* The task
Copy out all of the material, matching it word for word.

* Figure collection entries
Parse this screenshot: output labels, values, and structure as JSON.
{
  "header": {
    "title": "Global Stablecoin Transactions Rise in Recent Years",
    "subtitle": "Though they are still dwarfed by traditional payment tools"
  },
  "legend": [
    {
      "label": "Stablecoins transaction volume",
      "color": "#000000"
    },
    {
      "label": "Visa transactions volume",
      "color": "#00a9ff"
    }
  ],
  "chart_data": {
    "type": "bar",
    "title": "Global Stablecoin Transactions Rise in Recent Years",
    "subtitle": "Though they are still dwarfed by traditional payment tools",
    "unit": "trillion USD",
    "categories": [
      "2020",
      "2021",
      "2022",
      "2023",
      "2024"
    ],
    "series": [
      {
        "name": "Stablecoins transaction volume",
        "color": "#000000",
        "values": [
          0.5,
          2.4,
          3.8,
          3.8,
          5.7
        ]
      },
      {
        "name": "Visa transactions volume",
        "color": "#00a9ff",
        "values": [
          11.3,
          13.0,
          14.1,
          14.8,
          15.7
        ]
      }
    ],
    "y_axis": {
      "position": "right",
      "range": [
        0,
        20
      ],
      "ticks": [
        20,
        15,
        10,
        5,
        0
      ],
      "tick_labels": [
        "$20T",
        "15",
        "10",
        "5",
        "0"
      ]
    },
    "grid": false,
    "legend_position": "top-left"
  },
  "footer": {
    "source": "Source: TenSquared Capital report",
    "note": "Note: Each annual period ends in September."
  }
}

* Written solution
Parse this screenshot: output labels, values, and structure as JSON.
{
  "header": {
    "title": "Global Stablecoin Transactions Rise in Recent Years",
    "subtitle": "Though they are still dwarfed by traditional payment tools"
  },
  "legend": [
    {
      "label": "Stablecoins transaction volume",
      "color": "#000000"
    },
    {
      "label": "Visa transactions volume",
      "color": "#00a9ff"
    }
  ],
  "chart_data": {
    "type": "bar",
    "title": "Global Stablecoin Transactions Rise in Recent Years",
    "subtitle": "Though they are still dwarfed by traditional payment tools",
    "unit": "trillion USD",
    "categories": [
      "2020",
      "2021",
      "2022",
      "2023",
      "2024"
    ],
    "series": [
      {
        "name": "Stablecoins transaction volume",
        "color": "#000000",
        "values": [
          0.5,
          2.4,
          3.8,
          3.8,
          5.7
        ]
      },
      {
        "name": "Visa transactions volume",
        "color": "#00a9ff",
        "values": [
          11.3,
          13.0,
          14.1,
          14.8,
          15.7
        ]
      }
    ],
    "y_axis": {
      "position": "right",
      "range": [
        0,
        20
      ],
      "ticks": [
        20,
        15,
        10,
        5,
        0
      ],
      "tick_labels": [
        "$20T",
        "15",
        "10",
        "5",
        "0"
      ]
    },
    "grid": false,
    "legend_position": "top-left"
  },
  "footer": {
    "source": "Source: TenSquared Capital report",
    "note": "Note: Each annual period ends in September."
  }
}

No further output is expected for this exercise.